===== DATASET CONTENT
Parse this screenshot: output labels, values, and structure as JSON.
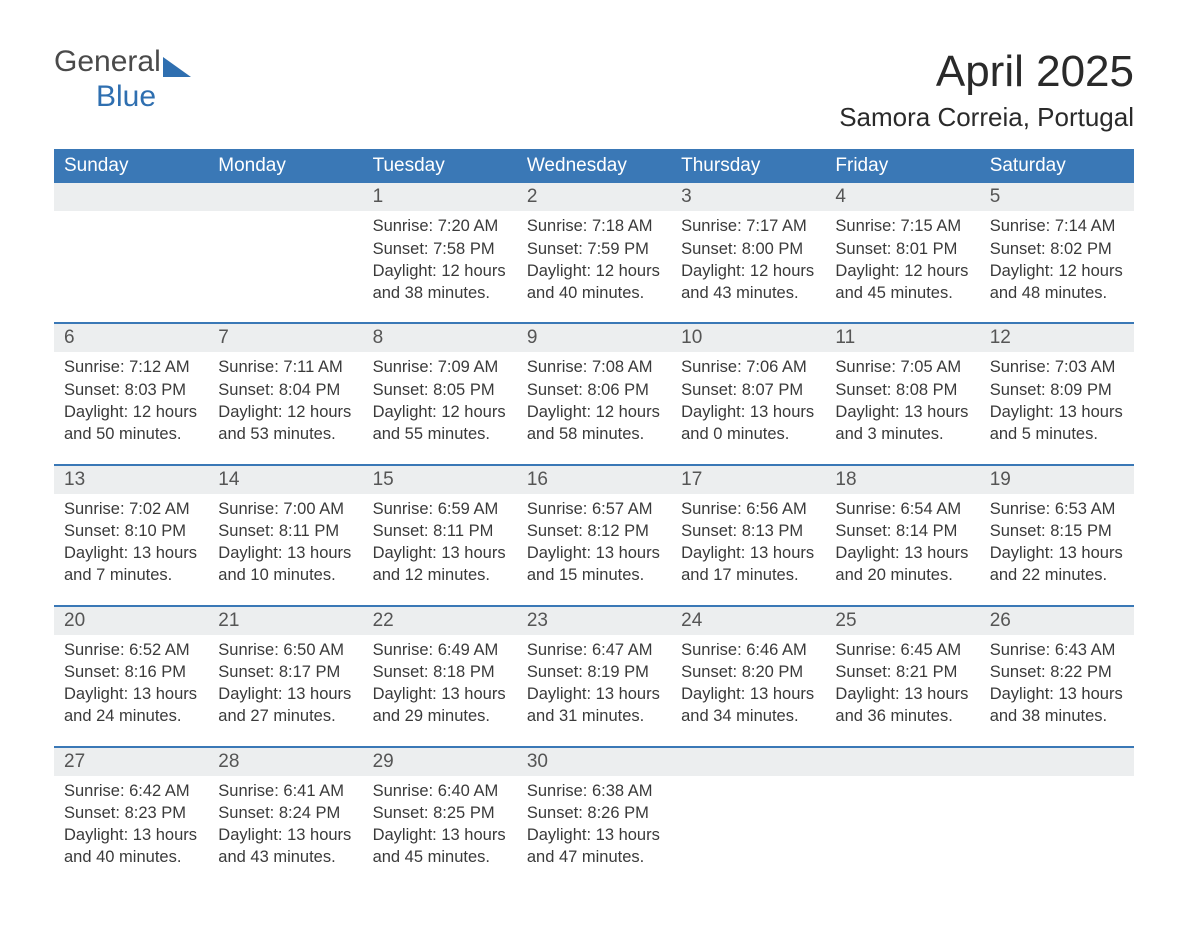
{
  "brand": {
    "word1": "General",
    "word2": "Blue",
    "logo_color": "#2f6fb0"
  },
  "title": "April 2025",
  "location": "Samora Correia, Portugal",
  "colors": {
    "header_bg": "#3a78b6",
    "header_text": "#ffffff",
    "daynum_bg": "#eceeef",
    "cell_divider": "#3a78b6",
    "body_text": "#3a3a3a"
  },
  "day_headers": [
    "Sunday",
    "Monday",
    "Tuesday",
    "Wednesday",
    "Thursday",
    "Friday",
    "Saturday"
  ],
  "weeks": [
    [
      null,
      null,
      {
        "n": "1",
        "sunrise": "7:20 AM",
        "sunset": "7:58 PM",
        "daylight": "12 hours and 38 minutes."
      },
      {
        "n": "2",
        "sunrise": "7:18 AM",
        "sunset": "7:59 PM",
        "daylight": "12 hours and 40 minutes."
      },
      {
        "n": "3",
        "sunrise": "7:17 AM",
        "sunset": "8:00 PM",
        "daylight": "12 hours and 43 minutes."
      },
      {
        "n": "4",
        "sunrise": "7:15 AM",
        "sunset": "8:01 PM",
        "daylight": "12 hours and 45 minutes."
      },
      {
        "n": "5",
        "sunrise": "7:14 AM",
        "sunset": "8:02 PM",
        "daylight": "12 hours and 48 minutes."
      }
    ],
    [
      {
        "n": "6",
        "sunrise": "7:12 AM",
        "sunset": "8:03 PM",
        "daylight": "12 hours and 50 minutes."
      },
      {
        "n": "7",
        "sunrise": "7:11 AM",
        "sunset": "8:04 PM",
        "daylight": "12 hours and 53 minutes."
      },
      {
        "n": "8",
        "sunrise": "7:09 AM",
        "sunset": "8:05 PM",
        "daylight": "12 hours and 55 minutes."
      },
      {
        "n": "9",
        "sunrise": "7:08 AM",
        "sunset": "8:06 PM",
        "daylight": "12 hours and 58 minutes."
      },
      {
        "n": "10",
        "sunrise": "7:06 AM",
        "sunset": "8:07 PM",
        "daylight": "13 hours and 0 minutes."
      },
      {
        "n": "11",
        "sunrise": "7:05 AM",
        "sunset": "8:08 PM",
        "daylight": "13 hours and 3 minutes."
      },
      {
        "n": "12",
        "sunrise": "7:03 AM",
        "sunset": "8:09 PM",
        "daylight": "13 hours and 5 minutes."
      }
    ],
    [
      {
        "n": "13",
        "sunrise": "7:02 AM",
        "sunset": "8:10 PM",
        "daylight": "13 hours and 7 minutes."
      },
      {
        "n": "14",
        "sunrise": "7:00 AM",
        "sunset": "8:11 PM",
        "daylight": "13 hours and 10 minutes."
      },
      {
        "n": "15",
        "sunrise": "6:59 AM",
        "sunset": "8:11 PM",
        "daylight": "13 hours and 12 minutes."
      },
      {
        "n": "16",
        "sunrise": "6:57 AM",
        "sunset": "8:12 PM",
        "daylight": "13 hours and 15 minutes."
      },
      {
        "n": "17",
        "sunrise": "6:56 AM",
        "sunset": "8:13 PM",
        "daylight": "13 hours and 17 minutes."
      },
      {
        "n": "18",
        "sunrise": "6:54 AM",
        "sunset": "8:14 PM",
        "daylight": "13 hours and 20 minutes."
      },
      {
        "n": "19",
        "sunrise": "6:53 AM",
        "sunset": "8:15 PM",
        "daylight": "13 hours and 22 minutes."
      }
    ],
    [
      {
        "n": "20",
        "sunrise": "6:52 AM",
        "sunset": "8:16 PM",
        "daylight": "13 hours and 24 minutes."
      },
      {
        "n": "21",
        "sunrise": "6:50 AM",
        "sunset": "8:17 PM",
        "daylight": "13 hours and 27 minutes."
      },
      {
        "n": "22",
        "sunrise": "6:49 AM",
        "sunset": "8:18 PM",
        "daylight": "13 hours and 29 minutes."
      },
      {
        "n": "23",
        "sunrise": "6:47 AM",
        "sunset": "8:19 PM",
        "daylight": "13 hours and 31 minutes."
      },
      {
        "n": "24",
        "sunrise": "6:46 AM",
        "sunset": "8:20 PM",
        "daylight": "13 hours and 34 minutes."
      },
      {
        "n": "25",
        "sunrise": "6:45 AM",
        "sunset": "8:21 PM",
        "daylight": "13 hours and 36 minutes."
      },
      {
        "n": "26",
        "sunrise": "6:43 AM",
        "sunset": "8:22 PM",
        "daylight": "13 hours and 38 minutes."
      }
    ],
    [
      {
        "n": "27",
        "sunrise": "6:42 AM",
        "sunset": "8:23 PM",
        "daylight": "13 hours and 40 minutes."
      },
      {
        "n": "28",
        "sunrise": "6:41 AM",
        "sunset": "8:24 PM",
        "daylight": "13 hours and 43 minutes."
      },
      {
        "n": "29",
        "sunrise": "6:40 AM",
        "sunset": "8:25 PM",
        "daylight": "13 hours and 45 minutes."
      },
      {
        "n": "30",
        "sunrise": "6:38 AM",
        "sunset": "8:26 PM",
        "daylight": "13 hours and 47 minutes."
      },
      null,
      null,
      null
    ]
  ],
  "labels": {
    "sunrise": "Sunrise:",
    "sunset": "Sunset:",
    "daylight": "Daylight:"
  }
}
==========
## EXERCISE DESCRIPTION
Reproduce all the entries that precede this task, word for word, minus any pictures.

## RESPONSE
Parse this screenshot: output labels, values, and structure as JSON.
{
  "brand": {
    "word1": "General",
    "word2": "Blue",
    "logo_color": "#2f6fb0"
  },
  "title": "April 2025",
  "location": "Samora Correia, Portugal",
  "colors": {
    "header_bg": "#3a78b6",
    "header_text": "#ffffff",
    "daynum_bg": "#eceeef",
    "cell_divider": "#3a78b6",
    "body_text": "#3a3a3a"
  },
  "day_headers": [
    "Sunday",
    "Monday",
    "Tuesday",
    "Wednesday",
    "Thursday",
    "Friday",
    "Saturday"
  ],
  "weeks": [
    [
      null,
      null,
      {
        "n": "1",
        "sunrise": "7:20 AM",
        "sunset": "7:58 PM",
        "daylight": "12 hours and 38 minutes."
      },
      {
        "n": "2",
        "sunrise": "7:18 AM",
        "sunset": "7:59 PM",
        "daylight": "12 hours and 40 minutes."
      },
      {
        "n": "3",
        "sunrise": "7:17 AM",
        "sunset": "8:00 PM",
        "daylight": "12 hours and 43 minutes."
      },
      {
        "n": "4",
        "sunrise": "7:15 AM",
        "sunset": "8:01 PM",
        "daylight": "12 hours and 45 minutes."
      },
      {
        "n": "5",
        "sunrise": "7:14 AM",
        "sunset": "8:02 PM",
        "daylight": "12 hours and 48 minutes."
      }
    ],
    [
      {
        "n": "6",
        "sunrise": "7:12 AM",
        "sunset": "8:03 PM",
        "daylight": "12 hours and 50 minutes."
      },
      {
        "n": "7",
        "sunrise": "7:11 AM",
        "sunset": "8:04 PM",
        "daylight": "12 hours and 53 minutes."
      },
      {
        "n": "8",
        "sunrise": "7:09 AM",
        "sunset": "8:05 PM",
        "daylight": "12 hours and 55 minutes."
      },
      {
        "n": "9",
        "sunrise": "7:08 AM",
        "sunset": "8:06 PM",
        "daylight": "12 hours and 58 minutes."
      },
      {
        "n": "10",
        "sunrise": "7:06 AM",
        "sunset": "8:07 PM",
        "daylight": "13 hours and 0 minutes."
      },
      {
        "n": "11",
        "sunrise": "7:05 AM",
        "sunset": "8:08 PM",
        "daylight": "13 hours and 3 minutes."
      },
      {
        "n": "12",
        "sunrise": "7:03 AM",
        "sunset": "8:09 PM",
        "daylight": "13 hours and 5 minutes."
      }
    ],
    [
      {
        "n": "13",
        "sunrise": "7:02 AM",
        "sunset": "8:10 PM",
        "daylight": "13 hours and 7 minutes."
      },
      {
        "n": "14",
        "sunrise": "7:00 AM",
        "sunset": "8:11 PM",
        "daylight": "13 hours and 10 minutes."
      },
      {
        "n": "15",
        "sunrise": "6:59 AM",
        "sunset": "8:11 PM",
        "daylight": "13 hours and 12 minutes."
      },
      {
        "n": "16",
        "sunrise": "6:57 AM",
        "sunset": "8:12 PM",
        "daylight": "13 hours and 15 minutes."
      },
      {
        "n": "17",
        "sunrise": "6:56 AM",
        "sunset": "8:13 PM",
        "daylight": "13 hours and 17 minutes."
      },
      {
        "n": "18",
        "sunrise": "6:54 AM",
        "sunset": "8:14 PM",
        "daylight": "13 hours and 20 minutes."
      },
      {
        "n": "19",
        "sunrise": "6:53 AM",
        "sunset": "8:15 PM",
        "daylight": "13 hours and 22 minutes."
      }
    ],
    [
      {
        "n": "20",
        "sunrise": "6:52 AM",
        "sunset": "8:16 PM",
        "daylight": "13 hours and 24 minutes."
      },
      {
        "n": "21",
        "sunrise": "6:50 AM",
        "sunset": "8:17 PM",
        "daylight": "13 hours and 27 minutes."
      },
      {
        "n": "22",
        "sunrise": "6:49 AM",
        "sunset": "8:18 PM",
        "daylight": "13 hours and 29 minutes."
      },
      {
        "n": "23",
        "sunrise": "6:47 AM",
        "sunset": "8:19 PM",
        "daylight": "13 hours and 31 minutes."
      },
      {
        "n": "24",
        "sunrise": "6:46 AM",
        "sunset": "8:20 PM",
        "daylight": "13 hours and 34 minutes."
      },
      {
        "n": "25",
        "sunrise": "6:45 AM",
        "sunset": "8:21 PM",
        "daylight": "13 hours and 36 minutes."
      },
      {
        "n": "26",
        "sunrise": "6:43 AM",
        "sunset": "8:22 PM",
        "daylight": "13 hours and 38 minutes."
      }
    ],
    [
      {
        "n": "27",
        "sunrise": "6:42 AM",
        "sunset": "8:23 PM",
        "daylight": "13 hours and 40 minutes."
      },
      {
        "n": "28",
        "sunrise": "6:41 AM",
        "sunset": "8:24 PM",
        "daylight": "13 hours and 43 minutes."
      },
      {
        "n": "29",
        "sunrise": "6:40 AM",
        "sunset": "8:25 PM",
        "daylight": "13 hours and 45 minutes."
      },
      {
        "n": "30",
        "sunrise": "6:38 AM",
        "sunset": "8:26 PM",
        "daylight": "13 hours and 47 minutes."
      },
      null,
      null,
      null
    ]
  ],
  "labels": {
    "sunrise": "Sunrise:",
    "sunset": "Sunset:",
    "daylight": "Daylight:"
  }
}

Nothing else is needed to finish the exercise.